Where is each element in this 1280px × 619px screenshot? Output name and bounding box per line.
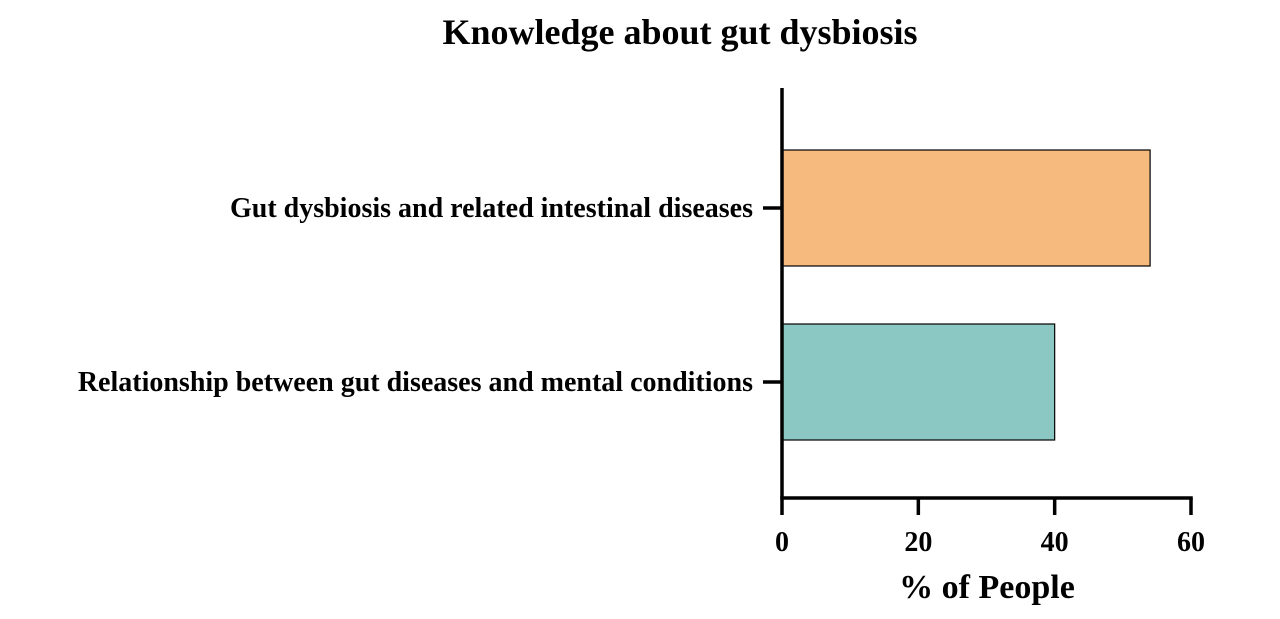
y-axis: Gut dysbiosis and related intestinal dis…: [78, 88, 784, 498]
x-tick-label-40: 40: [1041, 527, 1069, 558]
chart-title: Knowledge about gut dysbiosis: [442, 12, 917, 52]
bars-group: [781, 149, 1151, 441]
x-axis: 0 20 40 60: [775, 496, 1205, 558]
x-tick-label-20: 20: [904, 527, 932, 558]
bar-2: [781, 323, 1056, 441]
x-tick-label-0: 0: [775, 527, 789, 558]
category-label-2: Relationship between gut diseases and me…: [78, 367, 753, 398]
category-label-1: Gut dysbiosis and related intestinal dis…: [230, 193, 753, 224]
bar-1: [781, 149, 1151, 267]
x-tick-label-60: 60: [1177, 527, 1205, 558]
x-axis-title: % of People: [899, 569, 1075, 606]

## EXERCISE TASK
Copy every line of the material above word for word, leaving out the pictures.

## SOLVED EXERCISE
Where is each element in this 1280px × 619px screenshot? Output name and bounding box per line.
y-axis: Gut dysbiosis and related intestinal dis…: [78, 88, 784, 498]
x-tick-label-40: 40: [1041, 527, 1069, 558]
chart-title: Knowledge about gut dysbiosis: [442, 12, 917, 52]
bars-group: [781, 149, 1151, 441]
x-axis: 0 20 40 60: [775, 496, 1205, 558]
x-tick-label-20: 20: [904, 527, 932, 558]
bar-2: [781, 323, 1056, 441]
x-tick-label-0: 0: [775, 527, 789, 558]
category-label-2: Relationship between gut diseases and me…: [78, 367, 753, 398]
category-label-1: Gut dysbiosis and related intestinal dis…: [230, 193, 753, 224]
bar-1: [781, 149, 1151, 267]
x-tick-label-60: 60: [1177, 527, 1205, 558]
x-axis-title: % of People: [899, 569, 1075, 606]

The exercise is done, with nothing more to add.